Challenge
Without including any pictures, copy each entry below exactly.

** start of Given records **

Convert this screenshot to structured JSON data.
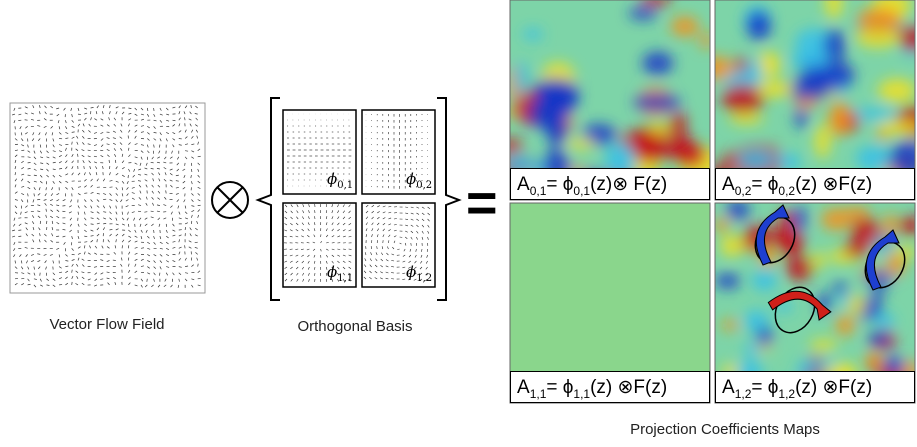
{
  "flow_field": {
    "label": "Vector Flow Field"
  },
  "operators": {
    "equals": "="
  },
  "basis": {
    "label": "Orthogonal Basis",
    "items": [
      {
        "symbol": "ϕ",
        "sub": "0,1"
      },
      {
        "symbol": "ϕ",
        "sub": "0,2"
      },
      {
        "symbol": "ϕ",
        "sub": "1,1"
      },
      {
        "symbol": "ϕ",
        "sub": "1,2"
      }
    ]
  },
  "maps": {
    "label": "Projection Coefficients Maps",
    "items": [
      {
        "lhs": "A",
        "sub": "0,1",
        "eq": "= ϕ",
        "rhs": "(z)⊗ F(z)"
      },
      {
        "lhs": "A",
        "sub": "0,2",
        "eq": "= ϕ",
        "rhs": "(z) ⊗F(z)"
      },
      {
        "lhs": "A",
        "sub": "1,1",
        "eq": "= ϕ",
        "rhs": "(z) ⊗F(z)"
      },
      {
        "lhs": "A",
        "sub": "1,2",
        "eq": "= ϕ",
        "rhs": "(z) ⊗F(z)"
      }
    ]
  }
}
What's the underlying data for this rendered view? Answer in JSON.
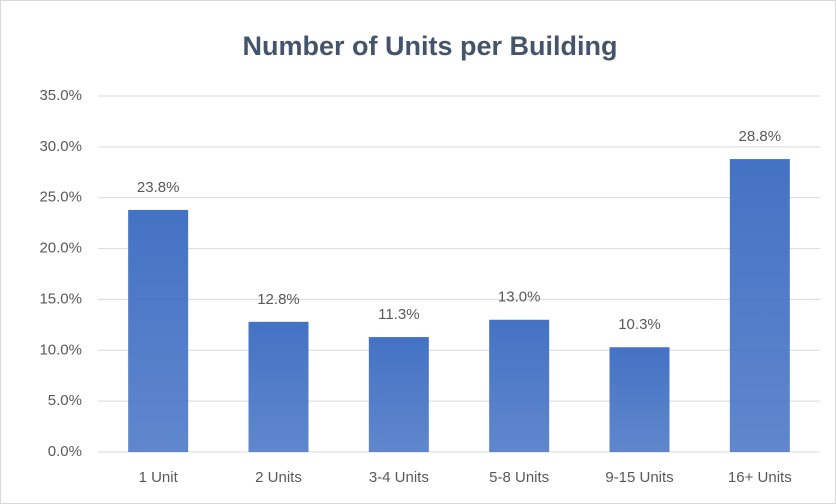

** end of Given records **

Reply to the task
Convert this screenshot to structured JSON data.
{
  "flow_field": {
    "label": "Vector Flow Field"
  },
  "operators": {
    "equals": "="
  },
  "basis": {
    "label": "Orthogonal Basis",
    "items": [
      {
        "symbol": "ϕ",
        "sub": "0,1"
      },
      {
        "symbol": "ϕ",
        "sub": "0,2"
      },
      {
        "symbol": "ϕ",
        "sub": "1,1"
      },
      {
        "symbol": "ϕ",
        "sub": "1,2"
      }
    ]
  },
  "maps": {
    "label": "Projection Coefficients Maps",
    "items": [
      {
        "lhs": "A",
        "sub": "0,1",
        "eq": "= ϕ",
        "rhs": "(z)⊗ F(z)"
      },
      {
        "lhs": "A",
        "sub": "0,2",
        "eq": "= ϕ",
        "rhs": "(z) ⊗F(z)"
      },
      {
        "lhs": "A",
        "sub": "1,1",
        "eq": "= ϕ",
        "rhs": "(z) ⊗F(z)"
      },
      {
        "lhs": "A",
        "sub": "1,2",
        "eq": "= ϕ",
        "rhs": "(z) ⊗F(z)"
      }
    ]
  }
}
What's the underlying data for this rendered view? Answer in JSON.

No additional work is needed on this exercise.